# Problem details:
Exactly the lines from the one containing "Convert this document image to plain text." through the final line of the listing are to be retyped, and nothing more.

##### Extracted records #####

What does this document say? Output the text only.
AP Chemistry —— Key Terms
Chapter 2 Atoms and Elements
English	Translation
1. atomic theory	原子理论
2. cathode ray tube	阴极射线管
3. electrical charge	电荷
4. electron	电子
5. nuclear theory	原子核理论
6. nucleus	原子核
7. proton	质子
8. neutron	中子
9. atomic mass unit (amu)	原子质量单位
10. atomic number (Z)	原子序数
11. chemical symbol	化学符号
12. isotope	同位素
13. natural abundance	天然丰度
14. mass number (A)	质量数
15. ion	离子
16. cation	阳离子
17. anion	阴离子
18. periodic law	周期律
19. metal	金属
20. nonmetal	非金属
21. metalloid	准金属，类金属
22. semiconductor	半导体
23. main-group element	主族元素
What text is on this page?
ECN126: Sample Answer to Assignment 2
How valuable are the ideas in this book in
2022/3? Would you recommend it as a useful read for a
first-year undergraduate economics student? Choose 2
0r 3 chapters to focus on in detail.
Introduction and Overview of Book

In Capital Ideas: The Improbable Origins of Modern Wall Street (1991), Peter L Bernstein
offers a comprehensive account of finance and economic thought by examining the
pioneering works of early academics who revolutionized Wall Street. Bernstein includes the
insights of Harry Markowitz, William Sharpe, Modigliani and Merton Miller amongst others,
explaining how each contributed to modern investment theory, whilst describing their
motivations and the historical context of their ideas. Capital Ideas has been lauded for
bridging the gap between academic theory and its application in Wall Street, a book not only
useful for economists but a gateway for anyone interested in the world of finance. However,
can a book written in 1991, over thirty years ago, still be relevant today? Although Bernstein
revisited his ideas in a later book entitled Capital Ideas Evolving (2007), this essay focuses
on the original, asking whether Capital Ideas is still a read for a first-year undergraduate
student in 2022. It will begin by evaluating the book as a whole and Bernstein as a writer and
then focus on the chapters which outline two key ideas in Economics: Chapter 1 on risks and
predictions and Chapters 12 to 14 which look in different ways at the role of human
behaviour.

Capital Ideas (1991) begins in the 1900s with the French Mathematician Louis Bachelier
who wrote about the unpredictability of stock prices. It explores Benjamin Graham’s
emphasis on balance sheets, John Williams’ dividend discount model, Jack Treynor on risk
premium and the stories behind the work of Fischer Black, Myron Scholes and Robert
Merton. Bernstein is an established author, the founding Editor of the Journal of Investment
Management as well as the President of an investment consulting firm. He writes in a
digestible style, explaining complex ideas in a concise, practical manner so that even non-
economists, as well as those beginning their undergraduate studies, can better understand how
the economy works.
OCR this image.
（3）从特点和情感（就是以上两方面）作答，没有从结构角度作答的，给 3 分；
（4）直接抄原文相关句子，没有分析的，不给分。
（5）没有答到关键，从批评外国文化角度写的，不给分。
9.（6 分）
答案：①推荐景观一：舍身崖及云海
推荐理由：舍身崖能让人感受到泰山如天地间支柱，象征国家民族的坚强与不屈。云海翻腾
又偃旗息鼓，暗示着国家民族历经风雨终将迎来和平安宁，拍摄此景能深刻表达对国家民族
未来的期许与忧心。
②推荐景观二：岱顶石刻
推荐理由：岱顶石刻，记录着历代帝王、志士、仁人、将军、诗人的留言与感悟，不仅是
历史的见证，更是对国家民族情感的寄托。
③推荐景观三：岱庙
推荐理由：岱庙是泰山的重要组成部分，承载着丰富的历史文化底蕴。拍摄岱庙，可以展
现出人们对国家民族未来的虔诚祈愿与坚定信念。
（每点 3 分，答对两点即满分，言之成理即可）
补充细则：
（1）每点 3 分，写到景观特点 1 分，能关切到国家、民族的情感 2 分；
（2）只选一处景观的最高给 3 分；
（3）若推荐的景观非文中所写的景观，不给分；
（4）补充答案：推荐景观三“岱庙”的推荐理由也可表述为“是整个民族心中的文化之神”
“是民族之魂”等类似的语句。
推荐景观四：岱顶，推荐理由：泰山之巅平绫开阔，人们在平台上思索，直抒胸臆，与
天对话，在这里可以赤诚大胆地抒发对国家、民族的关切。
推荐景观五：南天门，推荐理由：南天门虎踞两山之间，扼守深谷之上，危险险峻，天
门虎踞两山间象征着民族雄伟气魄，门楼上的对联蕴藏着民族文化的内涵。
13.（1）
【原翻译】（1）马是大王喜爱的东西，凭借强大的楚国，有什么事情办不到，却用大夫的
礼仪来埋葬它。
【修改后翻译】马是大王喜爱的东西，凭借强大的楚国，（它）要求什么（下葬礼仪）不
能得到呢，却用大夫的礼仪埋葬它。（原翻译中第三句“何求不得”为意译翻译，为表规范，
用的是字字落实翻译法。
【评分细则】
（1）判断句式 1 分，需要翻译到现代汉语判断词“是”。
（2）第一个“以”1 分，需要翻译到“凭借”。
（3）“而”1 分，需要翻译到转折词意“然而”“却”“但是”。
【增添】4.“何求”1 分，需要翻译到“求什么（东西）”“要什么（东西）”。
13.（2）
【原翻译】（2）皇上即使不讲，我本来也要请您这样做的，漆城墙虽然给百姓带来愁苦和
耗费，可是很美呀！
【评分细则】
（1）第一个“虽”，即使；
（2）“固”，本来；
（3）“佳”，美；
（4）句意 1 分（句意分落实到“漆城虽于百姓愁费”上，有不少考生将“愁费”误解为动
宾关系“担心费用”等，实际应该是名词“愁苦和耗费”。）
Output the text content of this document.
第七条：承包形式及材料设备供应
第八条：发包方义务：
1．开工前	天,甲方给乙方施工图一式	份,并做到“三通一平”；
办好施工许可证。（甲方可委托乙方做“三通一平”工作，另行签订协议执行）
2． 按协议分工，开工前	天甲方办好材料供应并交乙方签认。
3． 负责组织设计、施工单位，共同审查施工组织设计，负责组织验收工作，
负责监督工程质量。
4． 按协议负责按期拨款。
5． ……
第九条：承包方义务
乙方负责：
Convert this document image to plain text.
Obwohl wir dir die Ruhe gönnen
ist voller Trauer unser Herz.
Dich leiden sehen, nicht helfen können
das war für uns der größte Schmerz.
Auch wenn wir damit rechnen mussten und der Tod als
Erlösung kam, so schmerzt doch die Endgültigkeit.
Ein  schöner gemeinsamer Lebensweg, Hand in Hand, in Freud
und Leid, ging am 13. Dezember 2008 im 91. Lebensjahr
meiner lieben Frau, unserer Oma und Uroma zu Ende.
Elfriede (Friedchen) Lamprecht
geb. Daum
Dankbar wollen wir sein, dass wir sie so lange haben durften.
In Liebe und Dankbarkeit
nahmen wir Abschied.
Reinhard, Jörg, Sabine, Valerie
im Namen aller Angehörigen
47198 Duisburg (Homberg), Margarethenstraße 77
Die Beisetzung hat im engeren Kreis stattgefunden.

#####

# Output:
Convert this document image to plain text.
Obwohl wir dir die Ruhe gönnen
ist voller Trauer unser Herz.
Dich leiden sehen, nicht helfen können
das war für uns der größte Schmerz.
Auch wenn wir damit rechnen mussten und der Tod als
Erlösung kam, so schmerzt doch die Endgültigkeit.
Ein  schöner gemeinsamer Lebensweg, Hand in Hand, in Freud
und Leid, ging am 13. Dezember 2008 im 91. Lebensjahr
meiner lieben Frau, unserer Oma und Uroma zu Ende.
Elfriede (Friedchen) Lamprecht
geb. Daum
Dankbar wollen wir sein, dass wir sie so lange haben durften.
In Liebe und Dankbarkeit
nahmen wir Abschied.
Reinhard, Jörg, Sabine, Valerie
im Namen aller Angehörigen
47198 Duisburg (Homberg), Margarethenstraße 77
Die Beisetzung hat im engeren Kreis stattgefunden.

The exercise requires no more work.